EXERCISE BRIEF:
Write out each line of the material again, word for word.

MATERIALS PROVIDED:
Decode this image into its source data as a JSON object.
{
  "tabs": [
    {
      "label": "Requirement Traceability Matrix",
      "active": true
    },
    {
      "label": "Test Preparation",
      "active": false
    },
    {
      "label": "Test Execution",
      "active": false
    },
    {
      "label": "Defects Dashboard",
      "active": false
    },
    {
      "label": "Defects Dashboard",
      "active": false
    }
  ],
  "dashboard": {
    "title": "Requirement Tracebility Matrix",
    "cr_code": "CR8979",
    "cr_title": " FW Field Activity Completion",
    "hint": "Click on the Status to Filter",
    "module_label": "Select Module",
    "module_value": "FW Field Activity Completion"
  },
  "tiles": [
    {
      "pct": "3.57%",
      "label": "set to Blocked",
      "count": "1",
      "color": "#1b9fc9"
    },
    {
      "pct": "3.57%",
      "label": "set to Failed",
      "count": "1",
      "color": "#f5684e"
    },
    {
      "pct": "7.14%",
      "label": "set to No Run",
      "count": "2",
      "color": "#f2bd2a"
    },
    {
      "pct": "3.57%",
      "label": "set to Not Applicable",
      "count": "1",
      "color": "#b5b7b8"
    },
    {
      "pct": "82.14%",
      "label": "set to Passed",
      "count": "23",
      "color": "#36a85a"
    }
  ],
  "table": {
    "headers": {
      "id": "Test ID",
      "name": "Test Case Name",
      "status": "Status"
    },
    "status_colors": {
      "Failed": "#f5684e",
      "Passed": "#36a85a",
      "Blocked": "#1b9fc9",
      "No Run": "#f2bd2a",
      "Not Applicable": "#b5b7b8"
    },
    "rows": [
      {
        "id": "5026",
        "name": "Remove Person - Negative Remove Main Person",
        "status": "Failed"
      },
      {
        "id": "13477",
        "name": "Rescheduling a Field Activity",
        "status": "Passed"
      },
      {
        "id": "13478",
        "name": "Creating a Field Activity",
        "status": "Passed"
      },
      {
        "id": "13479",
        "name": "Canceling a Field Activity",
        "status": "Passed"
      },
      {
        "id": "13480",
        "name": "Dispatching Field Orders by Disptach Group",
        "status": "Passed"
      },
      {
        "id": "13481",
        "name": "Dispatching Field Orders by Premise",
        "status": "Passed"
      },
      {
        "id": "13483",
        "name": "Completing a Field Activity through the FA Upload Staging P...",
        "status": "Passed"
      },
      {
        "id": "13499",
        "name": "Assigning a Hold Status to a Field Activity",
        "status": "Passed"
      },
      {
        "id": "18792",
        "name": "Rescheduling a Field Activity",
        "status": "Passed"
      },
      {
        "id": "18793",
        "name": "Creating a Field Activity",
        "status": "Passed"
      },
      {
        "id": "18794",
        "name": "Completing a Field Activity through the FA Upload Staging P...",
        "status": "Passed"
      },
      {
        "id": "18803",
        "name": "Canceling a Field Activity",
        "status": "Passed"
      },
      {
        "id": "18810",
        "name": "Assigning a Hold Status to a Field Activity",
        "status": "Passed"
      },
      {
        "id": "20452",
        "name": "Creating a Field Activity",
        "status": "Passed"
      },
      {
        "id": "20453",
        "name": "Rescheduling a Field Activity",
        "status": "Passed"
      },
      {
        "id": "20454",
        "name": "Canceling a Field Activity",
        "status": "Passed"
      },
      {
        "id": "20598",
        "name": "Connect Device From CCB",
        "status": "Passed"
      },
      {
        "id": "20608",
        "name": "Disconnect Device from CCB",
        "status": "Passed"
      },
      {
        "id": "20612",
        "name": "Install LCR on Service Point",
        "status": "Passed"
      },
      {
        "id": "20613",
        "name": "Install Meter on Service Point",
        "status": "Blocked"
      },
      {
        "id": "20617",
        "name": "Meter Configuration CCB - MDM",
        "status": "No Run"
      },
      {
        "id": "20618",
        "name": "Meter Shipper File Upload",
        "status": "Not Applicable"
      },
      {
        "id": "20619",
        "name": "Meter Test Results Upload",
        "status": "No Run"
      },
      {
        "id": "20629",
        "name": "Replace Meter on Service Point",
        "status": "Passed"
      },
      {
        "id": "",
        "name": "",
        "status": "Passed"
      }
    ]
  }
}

TASK RESULT:
Decode this image into its source data as a JSON object.
{
  "tabs": [
    {
      "label": "Requirement Traceability Matrix",
      "active": true
    },
    {
      "label": "Test Preparation",
      "active": false
    },
    {
      "label": "Test Execution",
      "active": false
    },
    {
      "label": "Defects Dashboard",
      "active": false
    },
    {
      "label": "Defects Dashboard",
      "active": false
    }
  ],
  "dashboard": {
    "title": "Requirement Tracebility Matrix",
    "cr_code": "CR8979",
    "cr_title": " FW Field Activity Completion",
    "hint": "Click on the Status to Filter",
    "module_label": "Select Module",
    "module_value": "FW Field Activity Completion"
  },
  "tiles": [
    {
      "pct": "3.57%",
      "label": "set to Blocked",
      "count": "1",
      "color": "#1b9fc9"
    },
    {
      "pct": "3.57%",
      "label": "set to Failed",
      "count": "1",
      "color": "#f5684e"
    },
    {
      "pct": "7.14%",
      "label": "set to No Run",
      "count": "2",
      "color": "#f2bd2a"
    },
    {
      "pct": "3.57%",
      "label": "set to Not Applicable",
      "count": "1",
      "color": "#b5b7b8"
    },
    {
      "pct": "82.14%",
      "label": "set to Passed",
      "count": "23",
      "color": "#36a85a"
    }
  ],
  "table": {
    "headers": {
      "id": "Test ID",
      "name": "Test Case Name",
      "status": "Status"
    },
    "status_colors": {
      "Failed": "#f5684e",
      "Passed": "#36a85a",
      "Blocked": "#1b9fc9",
      "No Run": "#f2bd2a",
      "Not Applicable": "#b5b7b8"
    },
    "rows": [
      {
        "id": "5026",
        "name": "Remove Person - Negative Remove Main Person",
        "status": "Failed"
      },
      {
        "id": "13477",
        "name": "Rescheduling a Field Activity",
        "status": "Passed"
      },
      {
        "id": "13478",
        "name": "Creating a Field Activity",
        "status": "Passed"
      },
      {
        "id": "13479",
        "name": "Canceling a Field Activity",
        "status": "Passed"
      },
      {
        "id": "13480",
        "name": "Dispatching Field Orders by Disptach Group",
        "status": "Passed"
      },
      {
        "id": "13481",
        "name": "Dispatching Field Orders by Premise",
        "status": "Passed"
      },
      {
        "id": "13483",
        "name": "Completing a Field Activity through the FA Upload Staging P...",
        "status": "Passed"
      },
      {
        "id": "13499",
        "name": "Assigning a Hold Status to a Field Activity",
        "status": "Passed"
      },
      {
        "id": "18792",
        "name": "Rescheduling a Field Activity",
        "status": "Passed"
      },
      {
        "id": "18793",
        "name": "Creating a Field Activity",
        "status": "Passed"
      },
      {
        "id": "18794",
        "name": "Completing a Field Activity through the FA Upload Staging P...",
        "status": "Passed"
      },
      {
        "id": "18803",
        "name": "Canceling a Field Activity",
        "status": "Passed"
      },
      {
        "id": "18810",
        "name": "Assigning a Hold Status to a Field Activity",
        "status": "Passed"
      },
      {
        "id": "20452",
        "name": "Creating a Field Activity",
        "status": "Passed"
      },
      {
        "id": "20453",
        "name": "Rescheduling a Field Activity",
        "status": "Passed"
      },
      {
        "id": "20454",
        "name": "Canceling a Field Activity",
        "status": "Passed"
      },
      {
        "id": "20598",
        "name": "Connect Device From CCB",
        "status": "Passed"
      },
      {
        "id": "20608",
        "name": "Disconnect Device from CCB",
        "status": "Passed"
      },
      {
        "id": "20612",
        "name": "Install LCR on Service Point",
        "status": "Passed"
      },
      {
        "id": "20613",
        "name": "Install Meter on Service Point",
        "status": "Blocked"
      },
      {
        "id": "20617",
        "name": "Meter Configuration CCB - MDM",
        "status": "No Run"
      },
      {
        "id": "20618",
        "name": "Meter Shipper File Upload",
        "status": "Not Applicable"
      },
      {
        "id": "20619",
        "name": "Meter Test Results Upload",
        "status": "No Run"
      },
      {
        "id": "20629",
        "name": "Replace Meter on Service Point",
        "status": "Passed"
      },
      {
        "id": "",
        "name": "",
        "status": "Passed"
      }
    ]
  }
}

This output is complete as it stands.